* START DATA PROVIDED *
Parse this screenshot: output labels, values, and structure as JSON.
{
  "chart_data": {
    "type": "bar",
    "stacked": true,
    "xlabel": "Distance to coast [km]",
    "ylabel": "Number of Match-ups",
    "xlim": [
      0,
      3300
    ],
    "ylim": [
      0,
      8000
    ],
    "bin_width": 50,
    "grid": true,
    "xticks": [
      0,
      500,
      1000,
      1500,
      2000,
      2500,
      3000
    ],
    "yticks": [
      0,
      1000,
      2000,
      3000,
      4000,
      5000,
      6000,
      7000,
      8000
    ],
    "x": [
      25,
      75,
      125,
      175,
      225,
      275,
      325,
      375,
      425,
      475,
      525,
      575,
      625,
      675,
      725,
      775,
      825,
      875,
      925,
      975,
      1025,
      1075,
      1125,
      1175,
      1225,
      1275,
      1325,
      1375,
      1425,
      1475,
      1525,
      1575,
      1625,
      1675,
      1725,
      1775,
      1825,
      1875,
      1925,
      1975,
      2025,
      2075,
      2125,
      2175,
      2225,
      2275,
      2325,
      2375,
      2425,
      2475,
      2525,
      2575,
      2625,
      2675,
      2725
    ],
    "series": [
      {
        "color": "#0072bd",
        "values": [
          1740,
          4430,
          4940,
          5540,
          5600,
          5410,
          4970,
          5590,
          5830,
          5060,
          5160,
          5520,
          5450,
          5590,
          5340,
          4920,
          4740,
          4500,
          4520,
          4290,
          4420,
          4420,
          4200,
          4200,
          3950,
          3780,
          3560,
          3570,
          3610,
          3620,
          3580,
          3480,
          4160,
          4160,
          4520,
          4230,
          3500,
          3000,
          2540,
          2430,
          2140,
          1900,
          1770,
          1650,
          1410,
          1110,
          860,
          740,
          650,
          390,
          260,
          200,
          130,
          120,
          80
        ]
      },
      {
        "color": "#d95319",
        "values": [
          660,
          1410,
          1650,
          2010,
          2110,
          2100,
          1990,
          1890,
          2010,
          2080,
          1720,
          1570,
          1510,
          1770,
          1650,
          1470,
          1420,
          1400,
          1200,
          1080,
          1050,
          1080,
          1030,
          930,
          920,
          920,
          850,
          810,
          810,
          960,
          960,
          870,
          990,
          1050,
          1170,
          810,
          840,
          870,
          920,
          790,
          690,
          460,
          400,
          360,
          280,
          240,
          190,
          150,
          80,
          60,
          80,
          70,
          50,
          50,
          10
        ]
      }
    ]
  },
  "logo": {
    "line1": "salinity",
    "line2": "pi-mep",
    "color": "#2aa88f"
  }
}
* END DATA PROVIDED *
## [TASK TO CARRY OUT]
Print back all the lines verbatim.

## [SOLUTION BELOW]
Parse this screenshot: output labels, values, and structure as JSON.
{
  "chart_data": {
    "type": "bar",
    "stacked": true,
    "xlabel": "Distance to coast [km]",
    "ylabel": "Number of Match-ups",
    "xlim": [
      0,
      3300
    ],
    "ylim": [
      0,
      8000
    ],
    "bin_width": 50,
    "grid": true,
    "xticks": [
      0,
      500,
      1000,
      1500,
      2000,
      2500,
      3000
    ],
    "yticks": [
      0,
      1000,
      2000,
      3000,
      4000,
      5000,
      6000,
      7000,
      8000
    ],
    "x": [
      25,
      75,
      125,
      175,
      225,
      275,
      325,
      375,
      425,
      475,
      525,
      575,
      625,
      675,
      725,
      775,
      825,
      875,
      925,
      975,
      1025,
      1075,
      1125,
      1175,
      1225,
      1275,
      1325,
      1375,
      1425,
      1475,
      1525,
      1575,
      1625,
      1675,
      1725,
      1775,
      1825,
      1875,
      1925,
      1975,
      2025,
      2075,
      2125,
      2175,
      2225,
      2275,
      2325,
      2375,
      2425,
      2475,
      2525,
      2575,
      2625,
      2675,
      2725
    ],
    "series": [
      {
        "color": "#0072bd",
        "values": [
          1740,
          4430,
          4940,
          5540,
          5600,
          5410,
          4970,
          5590,
          5830,
          5060,
          5160,
          5520,
          5450,
          5590,
          5340,
          4920,
          4740,
          4500,
          4520,
          4290,
          4420,
          4420,
          4200,
          4200,
          3950,
          3780,
          3560,
          3570,
          3610,
          3620,
          3580,
          3480,
          4160,
          4160,
          4520,
          4230,
          3500,
          3000,
          2540,
          2430,
          2140,
          1900,
          1770,
          1650,
          1410,
          1110,
          860,
          740,
          650,
          390,
          260,
          200,
          130,
          120,
          80
        ]
      },
      {
        "color": "#d95319",
        "values": [
          660,
          1410,
          1650,
          2010,
          2110,
          2100,
          1990,
          1890,
          2010,
          2080,
          1720,
          1570,
          1510,
          1770,
          1650,
          1470,
          1420,
          1400,
          1200,
          1080,
          1050,
          1080,
          1030,
          930,
          920,
          920,
          850,
          810,
          810,
          960,
          960,
          870,
          990,
          1050,
          1170,
          810,
          840,
          870,
          920,
          790,
          690,
          460,
          400,
          360,
          280,
          240,
          190,
          150,
          80,
          60,
          80,
          70,
          50,
          50,
          10
        ]
      }
    ]
  },
  "logo": {
    "line1": "salinity",
    "line2": "pi-mep",
    "color": "#2aa88f"
  }
}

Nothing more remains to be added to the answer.